All records must be quoted exactly. Omit the pictures.
** start Entries provided **
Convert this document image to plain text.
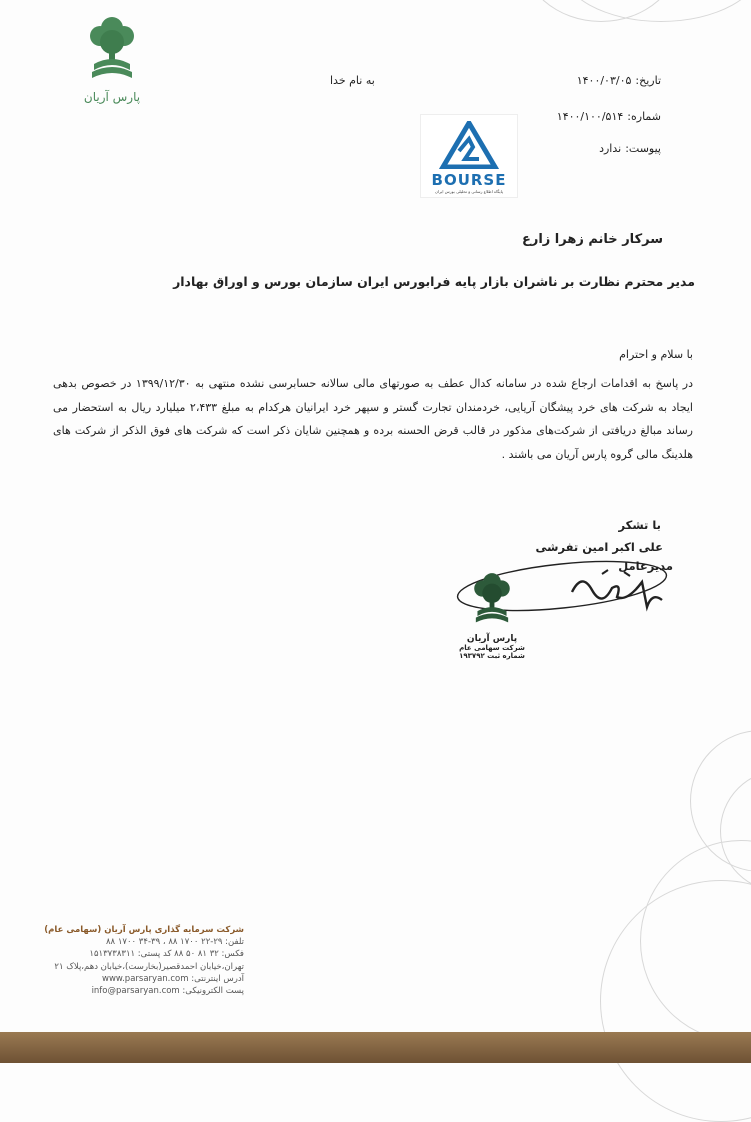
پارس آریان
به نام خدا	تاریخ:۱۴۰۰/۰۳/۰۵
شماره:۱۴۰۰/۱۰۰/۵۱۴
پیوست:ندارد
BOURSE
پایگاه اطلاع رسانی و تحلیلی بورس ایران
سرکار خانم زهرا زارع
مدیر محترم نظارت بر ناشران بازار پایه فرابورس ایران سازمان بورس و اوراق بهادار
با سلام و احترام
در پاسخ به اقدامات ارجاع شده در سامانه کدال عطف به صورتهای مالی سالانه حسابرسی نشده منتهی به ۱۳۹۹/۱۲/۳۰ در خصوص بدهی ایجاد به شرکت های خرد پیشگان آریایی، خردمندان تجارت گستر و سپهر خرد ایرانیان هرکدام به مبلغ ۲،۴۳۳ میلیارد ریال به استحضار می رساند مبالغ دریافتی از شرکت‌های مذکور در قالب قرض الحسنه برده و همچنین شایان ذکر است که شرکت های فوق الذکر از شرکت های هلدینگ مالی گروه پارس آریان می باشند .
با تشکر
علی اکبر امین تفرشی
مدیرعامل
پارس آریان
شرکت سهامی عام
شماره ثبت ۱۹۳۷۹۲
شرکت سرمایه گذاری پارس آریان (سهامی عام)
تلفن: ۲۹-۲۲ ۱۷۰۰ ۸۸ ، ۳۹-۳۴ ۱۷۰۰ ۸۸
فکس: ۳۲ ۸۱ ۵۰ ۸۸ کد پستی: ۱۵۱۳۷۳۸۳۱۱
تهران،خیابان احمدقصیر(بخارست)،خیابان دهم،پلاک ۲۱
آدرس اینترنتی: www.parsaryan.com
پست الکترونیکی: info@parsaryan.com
** end Entries provided **
## Task answer:
Convert this document image to plain text.
پارس آریان
به نام خدا	تاریخ:۱۴۰۰/۰۳/۰۵
شماره:۱۴۰۰/۱۰۰/۵۱۴
پیوست:ندارد
BOURSE
پایگاه اطلاع رسانی و تحلیلی بورس ایران
سرکار خانم زهرا زارع
مدیر محترم نظارت بر ناشران بازار پایه فرابورس ایران سازمان بورس و اوراق بهادار
با سلام و احترام
در پاسخ به اقدامات ارجاع شده در سامانه کدال عطف به صورتهای مالی سالانه حسابرسی نشده منتهی به ۱۳۹۹/۱۲/۳۰ در خصوص بدهی ایجاد به شرکت های خرد پیشگان آریایی، خردمندان تجارت گستر و سپهر خرد ایرانیان هرکدام به مبلغ ۲،۴۳۳ میلیارد ریال به استحضار می رساند مبالغ دریافتی از شرکت‌های مذکور در قالب قرض الحسنه برده و همچنین شایان ذکر است که شرکت های فوق الذکر از شرکت های هلدینگ مالی گروه پارس آریان می باشند .
با تشکر
علی اکبر امین تفرشی
مدیرعامل
پارس آریان
شرکت سهامی عام
شماره ثبت ۱۹۳۷۹۲
شرکت سرمایه گذاری پارس آریان (سهامی عام)
تلفن: ۲۹-۲۲ ۱۷۰۰ ۸۸ ، ۳۹-۳۴ ۱۷۰۰ ۸۸
فکس: ۳۲ ۸۱ ۵۰ ۸۸ کد پستی: ۱۵۱۳۷۳۸۳۱۱
تهران،خیابان احمدقصیر(بخارست)،خیابان دهم،پلاک ۲۱
آدرس اینترنتی: www.parsaryan.com
پست الکترونیکی: info@parsaryan.com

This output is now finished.